Answers like those were obtained whenever I asked. I wanted to hear that it was not so dangerous, and to go for it. And finally I got it.
I met a Colombian who came from his country by land to here and stayed. He took me for dinner and he told me how the world of drugs works there.
-Aitor do not worry, they are here for much bigger things than to steal from a tourist who passes by bike. The smuggling of cocaine, opium and marijuana move thousands of dollars daily, and the last thing they want is to put more focus on them for killing a foreigner. You simply cycle during the day, at night they move. In each town, output, input and strategic points in the area they have people controlling who passes. If they ask you, tell them the truth, that you’re a traveller, and tell them what you do. Just don’t ask about subjects like drugs, etc… And above all always sleep where there are people, they know how hard the issue is and they will take care of you.
Yeeeeeeeeeeesssssssssss, that´s what I wanted to hear. Thanks friend.
I was lucky to choose these lands, once I arrived to any village , they welcomed me and gave me a safe and quiet place to camp and they even invited me to their homes to sleep.
There have been many murders over the years, young people have no future and when they have the opportunity to get into these groups, they work as Hitmen. They kill for nothing in exchange for being part of a group, a gang or brotherhood where they feel important and appreciated for the first time in their life.
Finally, In the barranca del cobre, I had the opportunity and luck of meeting with Hugo and Begoña, two cyclo-travellers from San Sebastian that already have already been on the road for over 5 years.
As the protagonist in the film “Dersu Uzala” says:
People, good people.
A couple that does not have the need to sell themselves, so they don´t exagerate or lie when telling stories that happened to them during the trip.
We travelled together for more than two weeks. Sharing every day giving us the chance to learn interesting things, and I took good note of a few interesting things to apply to my the journey.
Thank you friends for sharing.

**Goal of the exercise**
Continue the cycling travel account from the point where it stops. The listing comes from a separate source and has nothing to do with the cycling travel account.

**Recorded information**
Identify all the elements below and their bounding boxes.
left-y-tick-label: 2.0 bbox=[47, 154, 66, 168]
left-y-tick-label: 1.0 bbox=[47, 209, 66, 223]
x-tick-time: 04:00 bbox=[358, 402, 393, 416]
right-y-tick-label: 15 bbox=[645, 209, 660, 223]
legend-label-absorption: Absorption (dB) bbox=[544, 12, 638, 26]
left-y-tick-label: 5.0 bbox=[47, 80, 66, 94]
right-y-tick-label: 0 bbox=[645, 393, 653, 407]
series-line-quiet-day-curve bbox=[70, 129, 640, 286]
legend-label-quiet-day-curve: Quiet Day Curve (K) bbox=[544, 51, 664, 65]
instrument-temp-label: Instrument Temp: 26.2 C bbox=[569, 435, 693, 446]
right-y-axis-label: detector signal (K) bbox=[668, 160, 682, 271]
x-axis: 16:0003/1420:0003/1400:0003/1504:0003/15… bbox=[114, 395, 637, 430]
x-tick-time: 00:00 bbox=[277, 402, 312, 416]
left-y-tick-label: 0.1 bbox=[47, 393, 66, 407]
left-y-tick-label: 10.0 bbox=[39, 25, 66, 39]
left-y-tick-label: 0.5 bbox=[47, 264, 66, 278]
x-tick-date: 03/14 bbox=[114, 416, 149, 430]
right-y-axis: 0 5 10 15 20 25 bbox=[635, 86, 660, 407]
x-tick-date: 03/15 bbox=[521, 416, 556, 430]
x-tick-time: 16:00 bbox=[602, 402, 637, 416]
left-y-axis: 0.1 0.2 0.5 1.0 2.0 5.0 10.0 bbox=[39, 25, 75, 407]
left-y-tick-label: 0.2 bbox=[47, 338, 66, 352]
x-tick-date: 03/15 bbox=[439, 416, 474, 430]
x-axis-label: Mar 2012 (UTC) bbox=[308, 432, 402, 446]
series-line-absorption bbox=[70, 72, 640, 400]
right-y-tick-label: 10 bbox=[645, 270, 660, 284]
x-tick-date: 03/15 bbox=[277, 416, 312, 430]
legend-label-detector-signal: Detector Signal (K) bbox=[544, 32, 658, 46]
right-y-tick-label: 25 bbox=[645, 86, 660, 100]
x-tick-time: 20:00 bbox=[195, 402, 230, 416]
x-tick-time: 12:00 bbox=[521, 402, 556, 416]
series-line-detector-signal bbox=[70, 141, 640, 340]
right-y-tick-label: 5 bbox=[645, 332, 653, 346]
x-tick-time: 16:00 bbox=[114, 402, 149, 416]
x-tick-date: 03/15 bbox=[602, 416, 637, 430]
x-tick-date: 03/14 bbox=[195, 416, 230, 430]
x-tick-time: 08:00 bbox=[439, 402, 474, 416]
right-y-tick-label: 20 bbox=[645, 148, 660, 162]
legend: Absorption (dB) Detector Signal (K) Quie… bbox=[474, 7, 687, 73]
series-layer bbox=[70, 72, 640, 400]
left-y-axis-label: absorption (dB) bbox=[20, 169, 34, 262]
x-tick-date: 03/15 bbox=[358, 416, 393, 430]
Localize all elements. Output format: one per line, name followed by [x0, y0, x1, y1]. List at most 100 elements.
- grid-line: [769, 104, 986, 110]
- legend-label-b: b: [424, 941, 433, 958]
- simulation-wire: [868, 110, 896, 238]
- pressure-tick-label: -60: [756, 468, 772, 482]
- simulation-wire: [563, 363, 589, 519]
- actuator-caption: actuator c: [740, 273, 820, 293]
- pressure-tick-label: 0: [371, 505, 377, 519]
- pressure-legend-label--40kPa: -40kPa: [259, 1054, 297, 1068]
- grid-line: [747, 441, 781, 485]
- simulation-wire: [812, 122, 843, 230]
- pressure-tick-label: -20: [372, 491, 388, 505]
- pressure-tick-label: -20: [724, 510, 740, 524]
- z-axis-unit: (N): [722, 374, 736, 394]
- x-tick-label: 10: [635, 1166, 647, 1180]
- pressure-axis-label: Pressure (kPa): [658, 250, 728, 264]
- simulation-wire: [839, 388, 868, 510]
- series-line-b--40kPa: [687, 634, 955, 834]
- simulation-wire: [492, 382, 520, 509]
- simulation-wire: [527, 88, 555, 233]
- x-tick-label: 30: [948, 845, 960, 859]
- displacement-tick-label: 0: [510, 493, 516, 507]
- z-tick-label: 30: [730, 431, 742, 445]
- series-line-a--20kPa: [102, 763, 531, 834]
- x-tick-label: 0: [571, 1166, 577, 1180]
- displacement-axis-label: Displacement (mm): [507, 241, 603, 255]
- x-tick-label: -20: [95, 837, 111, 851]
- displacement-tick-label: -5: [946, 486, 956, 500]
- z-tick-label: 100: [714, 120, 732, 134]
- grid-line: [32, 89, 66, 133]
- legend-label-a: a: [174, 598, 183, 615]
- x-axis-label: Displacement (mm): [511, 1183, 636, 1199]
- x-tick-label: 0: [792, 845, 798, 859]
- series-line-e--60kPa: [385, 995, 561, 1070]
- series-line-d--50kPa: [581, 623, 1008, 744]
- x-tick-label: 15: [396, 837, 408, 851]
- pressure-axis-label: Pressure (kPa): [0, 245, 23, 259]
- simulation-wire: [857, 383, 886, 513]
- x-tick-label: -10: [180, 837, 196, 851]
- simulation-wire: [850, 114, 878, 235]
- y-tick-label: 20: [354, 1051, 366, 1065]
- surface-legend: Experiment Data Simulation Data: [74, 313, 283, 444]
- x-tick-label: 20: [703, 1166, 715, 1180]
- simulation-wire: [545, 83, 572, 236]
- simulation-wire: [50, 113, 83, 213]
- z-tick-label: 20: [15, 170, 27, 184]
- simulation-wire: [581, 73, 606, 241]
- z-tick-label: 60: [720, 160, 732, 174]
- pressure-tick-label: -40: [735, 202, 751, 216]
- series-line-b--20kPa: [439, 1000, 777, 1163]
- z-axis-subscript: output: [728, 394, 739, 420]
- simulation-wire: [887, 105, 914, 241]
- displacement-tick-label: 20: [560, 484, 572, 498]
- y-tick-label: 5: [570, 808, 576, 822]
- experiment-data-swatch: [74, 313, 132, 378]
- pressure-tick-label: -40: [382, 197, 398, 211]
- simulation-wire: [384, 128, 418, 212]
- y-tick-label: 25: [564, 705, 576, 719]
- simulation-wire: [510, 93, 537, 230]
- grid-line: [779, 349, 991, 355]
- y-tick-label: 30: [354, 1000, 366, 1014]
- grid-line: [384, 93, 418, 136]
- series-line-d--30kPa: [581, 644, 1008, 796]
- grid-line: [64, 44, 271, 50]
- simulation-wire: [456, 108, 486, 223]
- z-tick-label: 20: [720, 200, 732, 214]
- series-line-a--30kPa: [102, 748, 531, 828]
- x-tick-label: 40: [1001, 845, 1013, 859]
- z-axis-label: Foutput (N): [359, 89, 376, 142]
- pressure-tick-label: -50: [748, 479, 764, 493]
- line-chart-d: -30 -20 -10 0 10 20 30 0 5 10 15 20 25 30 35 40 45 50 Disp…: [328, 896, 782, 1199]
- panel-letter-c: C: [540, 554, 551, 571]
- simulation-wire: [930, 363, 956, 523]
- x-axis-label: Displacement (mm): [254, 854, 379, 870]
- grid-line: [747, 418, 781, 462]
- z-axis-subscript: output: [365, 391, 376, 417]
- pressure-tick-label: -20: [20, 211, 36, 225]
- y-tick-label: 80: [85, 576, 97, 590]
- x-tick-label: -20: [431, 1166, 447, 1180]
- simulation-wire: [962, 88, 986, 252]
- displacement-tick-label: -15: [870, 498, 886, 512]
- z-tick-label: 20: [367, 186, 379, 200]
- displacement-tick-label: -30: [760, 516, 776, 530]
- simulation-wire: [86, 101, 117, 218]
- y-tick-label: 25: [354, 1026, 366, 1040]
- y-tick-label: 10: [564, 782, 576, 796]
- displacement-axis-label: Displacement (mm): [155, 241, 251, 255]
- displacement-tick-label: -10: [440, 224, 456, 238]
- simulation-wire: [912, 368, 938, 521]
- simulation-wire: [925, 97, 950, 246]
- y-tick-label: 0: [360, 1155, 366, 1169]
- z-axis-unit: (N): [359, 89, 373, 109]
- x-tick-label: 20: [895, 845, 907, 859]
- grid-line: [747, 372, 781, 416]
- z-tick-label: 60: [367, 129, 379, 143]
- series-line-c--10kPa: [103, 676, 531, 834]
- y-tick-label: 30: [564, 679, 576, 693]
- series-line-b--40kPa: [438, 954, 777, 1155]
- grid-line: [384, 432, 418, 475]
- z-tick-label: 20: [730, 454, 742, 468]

**Answer below**
After crossing the sierra, I went through colonial cities like Durango, Zacatecas, Guanajuato, San miguel de Allende. Really beautifull colonial buildings and constructions, where Mexicans gave me the hospitality of this nation and especially their good vibes.
Long ago I had climbing the Citlaltépetl volcano in mind, renamed by the Spaniards as Orizaba with a peak of 5.636 meters high. Being the highest of North America, it was the perfect plan for Christmas.
Without any adaptation I decided to climb it all at once. Finally I took out my climbing boots that i carry for occasions like this of the panniers. I went up cycling to the refuge of the north face at 4200 metres. What an agony, the last hour I suffered more than i had planned to, and once I got there I devoted myself to hydrating and eating. It is said that height removese hunger, but to be honest, in my case i think that it made me even hungrier. I wolfed down a good pot of 400 grs of pasta. And after that i went to bed.
I set off at 1:15 a.m., alone, but with a large Moon that accompanied me the whole climb. Listening to the people and since i was not used to it, I calculated it was going to take me around 6 hours to climb to the top. However, I felt great all the way so amazingly I was on the top by 4:45. It was a fairly strong wind blowing and the wind chill was – 12. I decided to wait almost two hours to watch the Sunrise, and I have to confess that even though I was jumping, screaming, and shivering in order to keep warm, I had never been so cold in all my life.
After all that, watching the Sun rise on the horizon is something that I’m not going to try to describe. I again, felt so fortunate to be alive and to be doing what I really enjoy and fullfills me.